- _Data in this exercise_
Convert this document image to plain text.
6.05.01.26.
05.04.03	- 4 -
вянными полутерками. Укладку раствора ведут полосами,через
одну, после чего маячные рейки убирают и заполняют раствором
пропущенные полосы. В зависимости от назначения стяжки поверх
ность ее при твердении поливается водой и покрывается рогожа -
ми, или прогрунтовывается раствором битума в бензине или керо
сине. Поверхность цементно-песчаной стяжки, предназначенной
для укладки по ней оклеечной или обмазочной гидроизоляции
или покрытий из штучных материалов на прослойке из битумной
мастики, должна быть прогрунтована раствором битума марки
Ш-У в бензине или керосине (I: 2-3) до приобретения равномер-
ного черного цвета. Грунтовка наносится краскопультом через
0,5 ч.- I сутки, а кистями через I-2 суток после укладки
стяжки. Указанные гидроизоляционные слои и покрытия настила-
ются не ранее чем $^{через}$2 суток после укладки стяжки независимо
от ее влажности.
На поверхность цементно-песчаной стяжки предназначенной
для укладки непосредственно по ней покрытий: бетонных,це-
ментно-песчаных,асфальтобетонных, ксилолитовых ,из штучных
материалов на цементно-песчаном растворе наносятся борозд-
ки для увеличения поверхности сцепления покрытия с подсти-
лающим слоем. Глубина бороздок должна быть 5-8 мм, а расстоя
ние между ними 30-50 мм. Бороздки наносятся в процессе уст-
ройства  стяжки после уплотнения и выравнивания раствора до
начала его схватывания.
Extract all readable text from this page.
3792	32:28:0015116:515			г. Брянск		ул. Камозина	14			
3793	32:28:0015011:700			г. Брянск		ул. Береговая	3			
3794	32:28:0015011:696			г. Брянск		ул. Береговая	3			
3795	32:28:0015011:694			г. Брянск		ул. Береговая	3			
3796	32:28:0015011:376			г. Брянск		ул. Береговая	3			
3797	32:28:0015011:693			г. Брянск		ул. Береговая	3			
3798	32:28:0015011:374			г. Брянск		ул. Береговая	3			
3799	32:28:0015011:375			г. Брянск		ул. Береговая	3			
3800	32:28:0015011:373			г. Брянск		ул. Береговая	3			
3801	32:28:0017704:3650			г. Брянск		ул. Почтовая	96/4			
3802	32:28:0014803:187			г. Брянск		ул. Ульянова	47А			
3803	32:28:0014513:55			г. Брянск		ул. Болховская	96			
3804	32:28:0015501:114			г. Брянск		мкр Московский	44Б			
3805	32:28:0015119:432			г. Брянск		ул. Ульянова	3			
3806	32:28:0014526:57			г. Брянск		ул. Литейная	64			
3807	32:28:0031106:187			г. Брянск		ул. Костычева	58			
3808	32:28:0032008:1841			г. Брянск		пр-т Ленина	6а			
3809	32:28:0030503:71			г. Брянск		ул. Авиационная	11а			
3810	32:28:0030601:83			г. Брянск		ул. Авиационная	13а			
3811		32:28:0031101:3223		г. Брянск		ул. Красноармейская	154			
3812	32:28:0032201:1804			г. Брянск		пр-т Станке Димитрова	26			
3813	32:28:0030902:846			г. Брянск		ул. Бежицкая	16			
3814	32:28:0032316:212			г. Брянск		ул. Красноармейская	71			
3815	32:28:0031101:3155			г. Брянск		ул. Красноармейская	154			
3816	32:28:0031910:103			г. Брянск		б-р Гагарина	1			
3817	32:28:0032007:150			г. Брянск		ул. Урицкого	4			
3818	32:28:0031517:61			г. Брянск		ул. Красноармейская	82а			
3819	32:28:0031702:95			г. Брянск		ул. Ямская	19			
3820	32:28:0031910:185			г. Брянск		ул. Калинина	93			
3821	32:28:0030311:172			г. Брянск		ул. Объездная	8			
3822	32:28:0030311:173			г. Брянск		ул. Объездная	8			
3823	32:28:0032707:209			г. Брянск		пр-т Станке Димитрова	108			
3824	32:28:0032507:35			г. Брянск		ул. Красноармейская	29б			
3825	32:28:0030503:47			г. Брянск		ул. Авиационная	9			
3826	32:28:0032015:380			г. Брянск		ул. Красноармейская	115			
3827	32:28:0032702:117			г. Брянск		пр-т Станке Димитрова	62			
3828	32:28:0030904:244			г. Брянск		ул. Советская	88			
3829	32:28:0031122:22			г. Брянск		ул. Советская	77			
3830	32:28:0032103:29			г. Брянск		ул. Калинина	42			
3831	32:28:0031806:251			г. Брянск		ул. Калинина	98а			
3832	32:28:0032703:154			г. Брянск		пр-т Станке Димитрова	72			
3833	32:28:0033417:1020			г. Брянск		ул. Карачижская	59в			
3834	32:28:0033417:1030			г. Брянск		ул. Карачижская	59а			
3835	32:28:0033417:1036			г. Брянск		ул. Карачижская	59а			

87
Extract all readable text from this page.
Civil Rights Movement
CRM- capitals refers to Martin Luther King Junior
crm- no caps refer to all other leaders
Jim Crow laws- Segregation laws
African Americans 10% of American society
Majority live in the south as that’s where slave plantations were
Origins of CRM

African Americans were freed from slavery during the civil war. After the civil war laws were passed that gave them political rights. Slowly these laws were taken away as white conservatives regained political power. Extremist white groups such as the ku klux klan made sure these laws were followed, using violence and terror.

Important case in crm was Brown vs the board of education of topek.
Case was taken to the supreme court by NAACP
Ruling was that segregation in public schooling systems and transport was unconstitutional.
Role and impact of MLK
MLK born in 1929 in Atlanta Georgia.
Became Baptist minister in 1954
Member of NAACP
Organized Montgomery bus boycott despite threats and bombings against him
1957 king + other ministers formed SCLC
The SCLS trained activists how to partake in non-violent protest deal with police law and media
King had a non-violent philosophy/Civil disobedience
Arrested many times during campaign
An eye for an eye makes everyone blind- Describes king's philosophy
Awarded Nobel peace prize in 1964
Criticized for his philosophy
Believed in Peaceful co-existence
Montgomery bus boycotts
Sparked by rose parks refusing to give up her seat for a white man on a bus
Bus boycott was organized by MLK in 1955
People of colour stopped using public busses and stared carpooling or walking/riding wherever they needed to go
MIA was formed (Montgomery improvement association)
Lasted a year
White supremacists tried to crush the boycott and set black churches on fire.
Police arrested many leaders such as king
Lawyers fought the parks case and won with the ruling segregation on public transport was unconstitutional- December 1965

- _To be done_
List all lines in the material containing the string "цементно".

- _Reply to the exercise_
сине. Поверхность цементно-песчаной стяжки, предназначенной
На поверхность цементно-песчаной стяжки предназначенной
материалов на цементно-песчаном растворе наносятся борозд-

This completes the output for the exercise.